# Entries start

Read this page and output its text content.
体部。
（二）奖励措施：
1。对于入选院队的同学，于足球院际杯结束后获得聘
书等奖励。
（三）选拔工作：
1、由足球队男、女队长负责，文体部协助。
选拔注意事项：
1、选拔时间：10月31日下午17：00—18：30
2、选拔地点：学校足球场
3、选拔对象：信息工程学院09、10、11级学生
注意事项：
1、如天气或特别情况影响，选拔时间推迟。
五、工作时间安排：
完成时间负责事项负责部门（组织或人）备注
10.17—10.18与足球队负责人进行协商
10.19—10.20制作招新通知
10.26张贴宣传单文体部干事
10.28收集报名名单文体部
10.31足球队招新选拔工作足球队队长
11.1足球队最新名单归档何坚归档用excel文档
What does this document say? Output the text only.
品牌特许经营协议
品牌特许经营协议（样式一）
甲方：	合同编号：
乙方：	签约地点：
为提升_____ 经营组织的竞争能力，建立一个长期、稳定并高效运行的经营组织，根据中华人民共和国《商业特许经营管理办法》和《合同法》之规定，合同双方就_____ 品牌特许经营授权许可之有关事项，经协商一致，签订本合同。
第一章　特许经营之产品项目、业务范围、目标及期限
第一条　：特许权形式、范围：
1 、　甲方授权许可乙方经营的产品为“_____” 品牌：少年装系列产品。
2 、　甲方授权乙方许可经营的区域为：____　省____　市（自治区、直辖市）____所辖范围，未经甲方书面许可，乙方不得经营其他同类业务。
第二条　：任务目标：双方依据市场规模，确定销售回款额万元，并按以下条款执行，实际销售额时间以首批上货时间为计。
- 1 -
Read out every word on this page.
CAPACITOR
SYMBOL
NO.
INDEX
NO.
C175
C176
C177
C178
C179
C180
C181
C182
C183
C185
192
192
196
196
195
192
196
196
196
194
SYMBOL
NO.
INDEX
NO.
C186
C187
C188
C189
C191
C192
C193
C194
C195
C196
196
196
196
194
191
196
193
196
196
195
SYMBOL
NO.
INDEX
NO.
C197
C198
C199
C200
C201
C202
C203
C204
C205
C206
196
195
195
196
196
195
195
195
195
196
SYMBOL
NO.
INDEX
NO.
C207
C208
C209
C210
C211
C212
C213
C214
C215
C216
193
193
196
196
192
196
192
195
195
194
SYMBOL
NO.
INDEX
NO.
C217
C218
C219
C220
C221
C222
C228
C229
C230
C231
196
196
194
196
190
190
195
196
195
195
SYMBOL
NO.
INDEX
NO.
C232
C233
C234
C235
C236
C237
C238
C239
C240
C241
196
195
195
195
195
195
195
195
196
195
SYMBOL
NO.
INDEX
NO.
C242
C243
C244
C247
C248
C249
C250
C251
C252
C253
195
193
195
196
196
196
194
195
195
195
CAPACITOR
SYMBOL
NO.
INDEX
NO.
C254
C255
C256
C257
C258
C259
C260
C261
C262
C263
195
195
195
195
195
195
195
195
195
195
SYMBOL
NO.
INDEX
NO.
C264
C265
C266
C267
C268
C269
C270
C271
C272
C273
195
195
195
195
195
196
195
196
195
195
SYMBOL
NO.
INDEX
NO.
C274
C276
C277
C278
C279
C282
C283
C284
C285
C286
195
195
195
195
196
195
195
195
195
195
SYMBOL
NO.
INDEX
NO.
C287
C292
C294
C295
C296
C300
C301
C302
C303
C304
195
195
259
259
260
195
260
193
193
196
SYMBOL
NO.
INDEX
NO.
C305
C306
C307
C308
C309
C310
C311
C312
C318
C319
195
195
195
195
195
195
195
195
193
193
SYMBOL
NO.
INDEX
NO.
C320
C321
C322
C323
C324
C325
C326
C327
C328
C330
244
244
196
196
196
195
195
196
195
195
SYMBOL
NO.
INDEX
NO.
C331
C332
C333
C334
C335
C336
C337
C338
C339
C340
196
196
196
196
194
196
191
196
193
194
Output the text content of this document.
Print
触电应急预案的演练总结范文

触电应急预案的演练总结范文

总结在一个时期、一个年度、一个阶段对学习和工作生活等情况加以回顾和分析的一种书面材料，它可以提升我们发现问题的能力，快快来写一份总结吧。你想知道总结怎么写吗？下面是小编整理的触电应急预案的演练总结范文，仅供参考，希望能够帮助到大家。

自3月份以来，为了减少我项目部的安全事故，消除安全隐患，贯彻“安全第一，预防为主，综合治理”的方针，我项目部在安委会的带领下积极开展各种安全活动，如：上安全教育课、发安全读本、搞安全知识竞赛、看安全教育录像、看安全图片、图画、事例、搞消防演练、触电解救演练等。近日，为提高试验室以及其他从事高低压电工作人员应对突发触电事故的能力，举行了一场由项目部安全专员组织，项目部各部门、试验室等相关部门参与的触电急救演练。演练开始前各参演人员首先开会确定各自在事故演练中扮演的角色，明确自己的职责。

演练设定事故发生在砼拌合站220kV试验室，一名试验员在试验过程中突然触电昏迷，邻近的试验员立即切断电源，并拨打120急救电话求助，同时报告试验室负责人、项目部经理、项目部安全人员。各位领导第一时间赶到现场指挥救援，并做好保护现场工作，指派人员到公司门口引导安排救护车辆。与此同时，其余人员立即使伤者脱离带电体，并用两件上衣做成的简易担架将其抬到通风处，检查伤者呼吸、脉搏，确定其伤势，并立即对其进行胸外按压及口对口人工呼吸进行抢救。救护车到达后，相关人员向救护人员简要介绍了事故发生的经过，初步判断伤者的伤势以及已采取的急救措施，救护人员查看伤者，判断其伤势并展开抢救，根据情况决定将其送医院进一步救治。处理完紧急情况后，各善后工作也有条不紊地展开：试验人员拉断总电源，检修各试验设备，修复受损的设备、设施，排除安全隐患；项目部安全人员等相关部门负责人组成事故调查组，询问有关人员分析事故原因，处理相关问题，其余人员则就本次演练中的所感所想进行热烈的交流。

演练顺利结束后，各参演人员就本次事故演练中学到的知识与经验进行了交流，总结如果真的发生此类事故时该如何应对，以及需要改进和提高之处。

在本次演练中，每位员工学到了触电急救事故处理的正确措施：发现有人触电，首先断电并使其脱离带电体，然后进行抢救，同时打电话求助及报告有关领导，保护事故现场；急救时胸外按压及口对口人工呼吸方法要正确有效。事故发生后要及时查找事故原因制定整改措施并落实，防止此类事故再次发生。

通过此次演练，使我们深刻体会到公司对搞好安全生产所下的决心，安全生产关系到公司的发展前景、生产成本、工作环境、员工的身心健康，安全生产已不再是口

# Entries end

Write out the full listing exactly as given.

Read this page and output its text content.
体部。
（二）奖励措施：
1。对于入选院队的同学，于足球院际杯结束后获得聘
书等奖励。
（三）选拔工作：
1、由足球队男、女队长负责，文体部协助。
选拔注意事项：
1、选拔时间：10月31日下午17：00—18：30
2、选拔地点：学校足球场
3、选拔对象：信息工程学院09、10、11级学生
注意事项：
1、如天气或特别情况影响，选拔时间推迟。
五、工作时间安排：
完成时间负责事项负责部门（组织或人）备注
10.17—10.18与足球队负责人进行协商
10.19—10.20制作招新通知
10.26张贴宣传单文体部干事
10.28收集报名名单文体部
10.31足球队招新选拔工作足球队队长
11.1足球队最新名单归档何坚归档用excel文档
What does this document say? Output the text only.
品牌特许经营协议
品牌特许经营协议（样式一）
甲方：	合同编号：
乙方：	签约地点：
为提升_____ 经营组织的竞争能力，建立一个长期、稳定并高效运行的经营组织，根据中华人民共和国《商业特许经营管理办法》和《合同法》之规定，合同双方就_____ 品牌特许经营授权许可之有关事项，经协商一致，签订本合同。
第一章　特许经营之产品项目、业务范围、目标及期限
第一条　：特许权形式、范围：
1 、　甲方授权许可乙方经营的产品为“_____” 品牌：少年装系列产品。
2 、　甲方授权乙方许可经营的区域为：____　省____　市（自治区、直辖市）____所辖范围，未经甲方书面许可，乙方不得经营其他同类业务。
第二条　：任务目标：双方依据市场规模，确定销售回款额万元，并按以下条款执行，实际销售额时间以首批上货时间为计。
- 1 -
Read out every word on this page.
CAPACITOR
SYMBOL
NO.
INDEX
NO.
C175
C176
C177
C178
C179
C180
C181
C182
C183
C185
192
192
196
196
195
192
196
196
196
194
SYMBOL
NO.
INDEX
NO.
C186
C187
C188
C189
C191
C192
C193
C194
C195
C196
196
196
196
194
191
196
193
196
196
195
SYMBOL
NO.
INDEX
NO.
C197
C198
C199
C200
C201
C202
C203
C204
C205
C206
196
195
195
196
196
195
195
195
195
196
SYMBOL
NO.
INDEX
NO.
C207
C208
C209
C210
C211
C212
C213
C214
C215
C216
193
193
196
196
192
196
192
195
195
194
SYMBOL
NO.
INDEX
NO.
C217
C218
C219
C220
C221
C222
C228
C229
C230
C231
196
196
194
196
190
190
195
196
195
195
SYMBOL
NO.
INDEX
NO.
C232
C233
C234
C235
C236
C237
C238
C239
C240
C241
196
195
195
195
195
195
195
195
196
195
SYMBOL
NO.
INDEX
NO.
C242
C243
C244
C247
C248
C249
C250
C251
C252
C253
195
193
195
196
196
196
194
195
195
195
CAPACITOR
SYMBOL
NO.
INDEX
NO.
C254
C255
C256
C257
C258
C259
C260
C261
C262
C263
195
195
195
195
195
195
195
195
195
195
SYMBOL
NO.
INDEX
NO.
C264
C265
C266
C267
C268
C269
C270
C271
C272
C273
195
195
195
195
195
196
195
196
195
195
SYMBOL
NO.
INDEX
NO.
C274
C276
C277
C278
C279
C282
C283
C284
C285
C286
195
195
195
195
196
195
195
195
195
195
SYMBOL
NO.
INDEX
NO.
C287
C292
C294
C295
C296
C300
C301
C302
C303
C304
195
195
259
259
260
195
260
193
193
196
SYMBOL
NO.
INDEX
NO.
C305
C306
C307
C308
C309
C310
C311
C312
C318
C319
195
195
195
195
195
195
195
195
193
193
SYMBOL
NO.
INDEX
NO.
C320
C321
C322
C323
C324
C325
C326
C327
C328
C330
244
244
196
196
196
195
195
196
195
195
SYMBOL
NO.
INDEX
NO.
C331
C332
C333
C334
C335
C336
C337
C338
C339
C340
196
196
196
196
194
196
191
196
193
194
Output the text content of this document.
Print
触电应急预案的演练总结范文

触电应急预案的演练总结范文

总结在一个时期、一个年度、一个阶段对学习和工作生活等情况加以回顾和分析的一种书面材料，它可以提升我们发现问题的能力，快快来写一份总结吧。你想知道总结怎么写吗？下面是小编整理的触电应急预案的演练总结范文，仅供参考，希望能够帮助到大家。

自3月份以来，为了减少我项目部的安全事故，消除安全隐患，贯彻“安全第一，预防为主，综合治理”的方针，我项目部在安委会的带领下积极开展各种安全活动，如：上安全教育课、发安全读本、搞安全知识竞赛、看安全教育录像、看安全图片、图画、事例、搞消防演练、触电解救演练等。近日，为提高试验室以及其他从事高低压电工作人员应对突发触电事故的能力，举行了一场由项目部安全专员组织，项目部各部门、试验室等相关部门参与的触电急救演练。演练开始前各参演人员首先开会确定各自在事故演练中扮演的角色，明确自己的职责。

演练设定事故发生在砼拌合站220kV试验室，一名试验员在试验过程中突然触电昏迷，邻近的试验员立即切断电源，并拨打120急救电话求助，同时报告试验室负责人、项目部经理、项目部安全人员。各位领导第一时间赶到现场指挥救援，并做好保护现场工作，指派人员到公司门口引导安排救护车辆。与此同时，其余人员立即使伤者脱离带电体，并用两件上衣做成的简易担架将其抬到通风处，检查伤者呼吸、脉搏，确定其伤势，并立即对其进行胸外按压及口对口人工呼吸进行抢救。救护车到达后，相关人员向救护人员简要介绍了事故发生的经过，初步判断伤者的伤势以及已采取的急救措施，救护人员查看伤者，判断其伤势并展开抢救，根据情况决定将其送医院进一步救治。处理完紧急情况后，各善后工作也有条不紊地展开：试验人员拉断总电源，检修各试验设备，修复受损的设备、设施，排除安全隐患；项目部安全人员等相关部门负责人组成事故调查组，询问有关人员分析事故原因，处理相关问题，其余人员则就本次演练中的所感所想进行热烈的交流。

演练顺利结束后，各参演人员就本次事故演练中学到的知识与经验进行了交流，总结如果真的发生此类事故时该如何应对，以及需要改进和提高之处。

在本次演练中，每位员工学到了触电急救事故处理的正确措施：发现有人触电，首先断电并使其脱离带电体，然后进行抢救，同时打电话求助及报告有关领导，保护事故现场；急救时胸外按压及口对口人工呼吸方法要正确有效。事故发生后要及时查找事故原因制定整改措施并落实，防止此类事故再次发生。

通过此次演练，使我们深刻体会到公司对搞好安全生产所下的决心，安全生产关系到公司的发展前景、生产成本、工作环境、员工的身心健康，安全生产已不再是口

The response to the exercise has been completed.